- [CHALLENGE]:
Omit every picture while repeating the entries exactly.

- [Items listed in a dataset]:
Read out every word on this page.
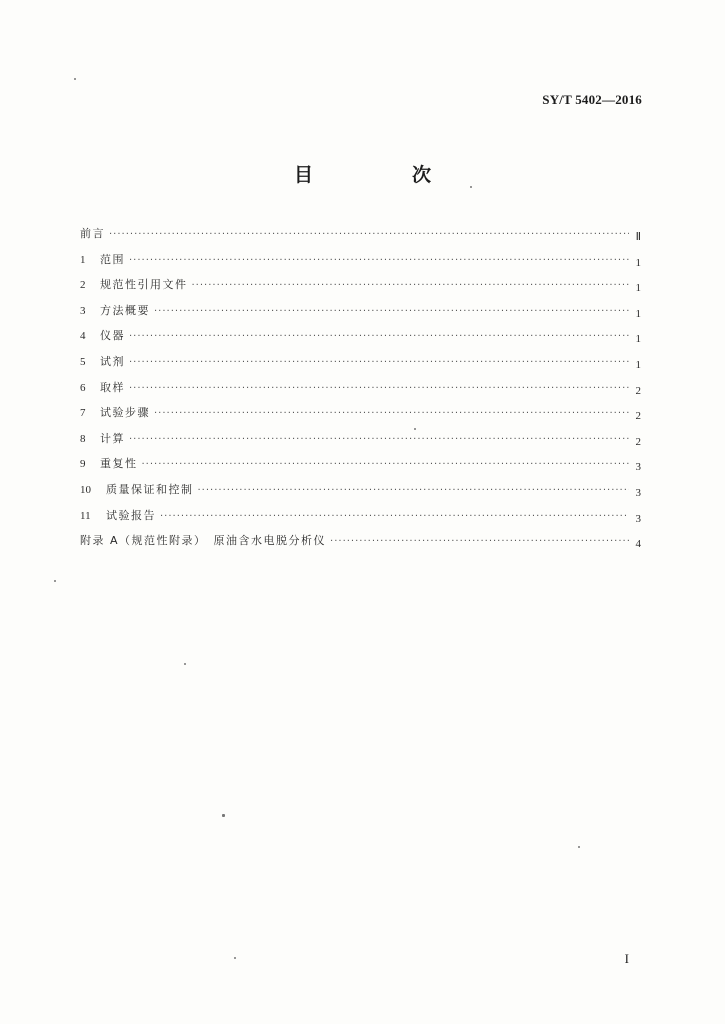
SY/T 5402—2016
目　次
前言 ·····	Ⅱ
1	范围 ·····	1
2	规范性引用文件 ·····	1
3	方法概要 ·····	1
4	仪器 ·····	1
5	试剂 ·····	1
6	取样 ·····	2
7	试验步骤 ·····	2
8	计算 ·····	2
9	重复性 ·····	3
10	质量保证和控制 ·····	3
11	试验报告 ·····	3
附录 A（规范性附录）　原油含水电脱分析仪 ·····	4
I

- [FINISHED TASK]:
Read out every word on this page.
SY/T 5402—2016
目　次
前言 ·····	Ⅱ
1	范围 ·····	1
2	规范性引用文件 ·····	1
3	方法概要 ·····	1
4	仪器 ·····	1
5	试剂 ·····	1
6	取样 ·····	2
7	试验步骤 ·····	2
8	计算 ·····	2
9	重复性 ·····	3
10	质量保证和控制 ·····	3
11	试验报告 ·····	3
附录 A（规范性附录）　原油含水电脱分析仪 ·····	4
I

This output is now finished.